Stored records
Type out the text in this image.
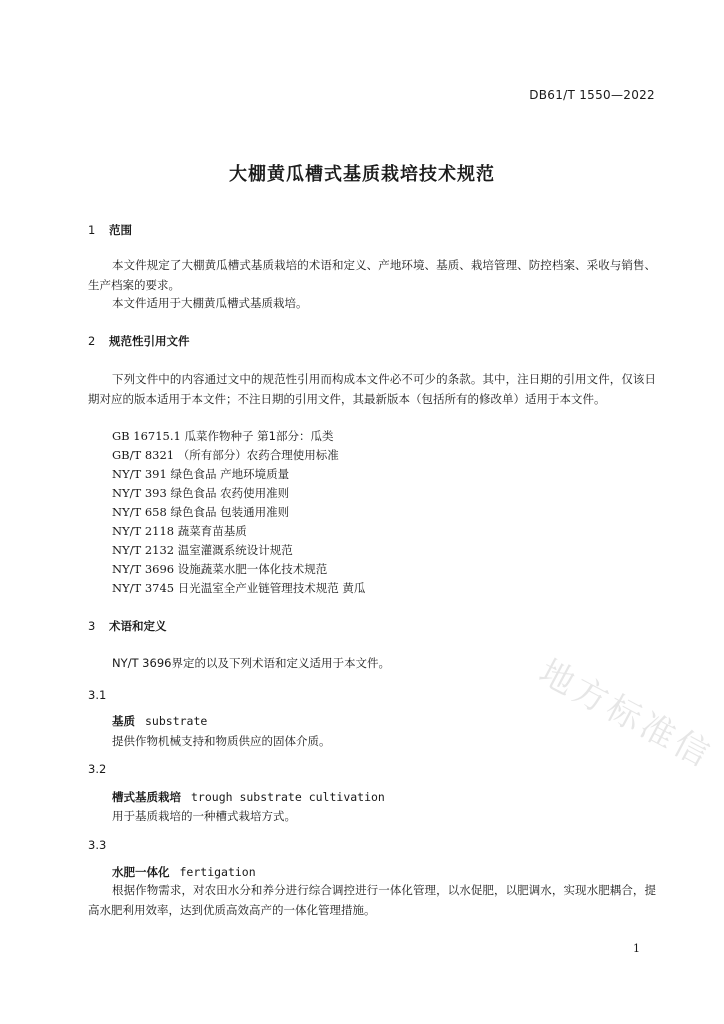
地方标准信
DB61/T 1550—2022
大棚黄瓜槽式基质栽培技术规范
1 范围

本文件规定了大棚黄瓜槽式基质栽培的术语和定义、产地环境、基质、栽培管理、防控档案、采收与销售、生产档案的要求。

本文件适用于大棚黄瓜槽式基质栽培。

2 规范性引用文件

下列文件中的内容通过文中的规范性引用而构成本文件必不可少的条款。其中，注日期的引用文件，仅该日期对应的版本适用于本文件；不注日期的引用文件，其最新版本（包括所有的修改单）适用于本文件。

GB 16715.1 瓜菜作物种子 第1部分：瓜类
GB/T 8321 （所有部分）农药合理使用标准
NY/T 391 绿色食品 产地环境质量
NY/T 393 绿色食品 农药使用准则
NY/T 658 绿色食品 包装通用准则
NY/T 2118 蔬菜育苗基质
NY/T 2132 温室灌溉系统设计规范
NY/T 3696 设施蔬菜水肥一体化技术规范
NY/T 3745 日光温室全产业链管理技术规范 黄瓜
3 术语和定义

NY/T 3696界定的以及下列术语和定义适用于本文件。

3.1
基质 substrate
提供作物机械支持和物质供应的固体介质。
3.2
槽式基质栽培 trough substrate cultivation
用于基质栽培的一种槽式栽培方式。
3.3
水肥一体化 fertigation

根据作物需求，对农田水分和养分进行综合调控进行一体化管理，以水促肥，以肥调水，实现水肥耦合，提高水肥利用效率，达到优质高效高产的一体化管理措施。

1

[Short exercise]
Reproduce each line exactly as it appears, omitting the pictures.

[Solution below]
Type out the text in this image.
地方标准信
DB61/T 1550—2022
大棚黄瓜槽式基质栽培技术规范
1 范围

本文件规定了大棚黄瓜槽式基质栽培的术语和定义、产地环境、基质、栽培管理、防控档案、采收与销售、生产档案的要求。

本文件适用于大棚黄瓜槽式基质栽培。

2 规范性引用文件

下列文件中的内容通过文中的规范性引用而构成本文件必不可少的条款。其中，注日期的引用文件，仅该日期对应的版本适用于本文件；不注日期的引用文件，其最新版本（包括所有的修改单）适用于本文件。

GB 16715.1 瓜菜作物种子 第1部分：瓜类
GB/T 8321 （所有部分）农药合理使用标准
NY/T 391 绿色食品 产地环境质量
NY/T 393 绿色食品 农药使用准则
NY/T 658 绿色食品 包装通用准则
NY/T 2118 蔬菜育苗基质
NY/T 2132 温室灌溉系统设计规范
NY/T 3696 设施蔬菜水肥一体化技术规范
NY/T 3745 日光温室全产业链管理技术规范 黄瓜
3 术语和定义

NY/T 3696界定的以及下列术语和定义适用于本文件。

3.1
基质 substrate
提供作物机械支持和物质供应的固体介质。
3.2
槽式基质栽培 trough substrate cultivation
用于基质栽培的一种槽式栽培方式。
3.3
水肥一体化 fertigation

根据作物需求，对农田水分和养分进行综合调控进行一体化管理，以水促肥，以肥调水，实现水肥耦合，提高水肥利用效率，达到优质高效高产的一体化管理措施。

1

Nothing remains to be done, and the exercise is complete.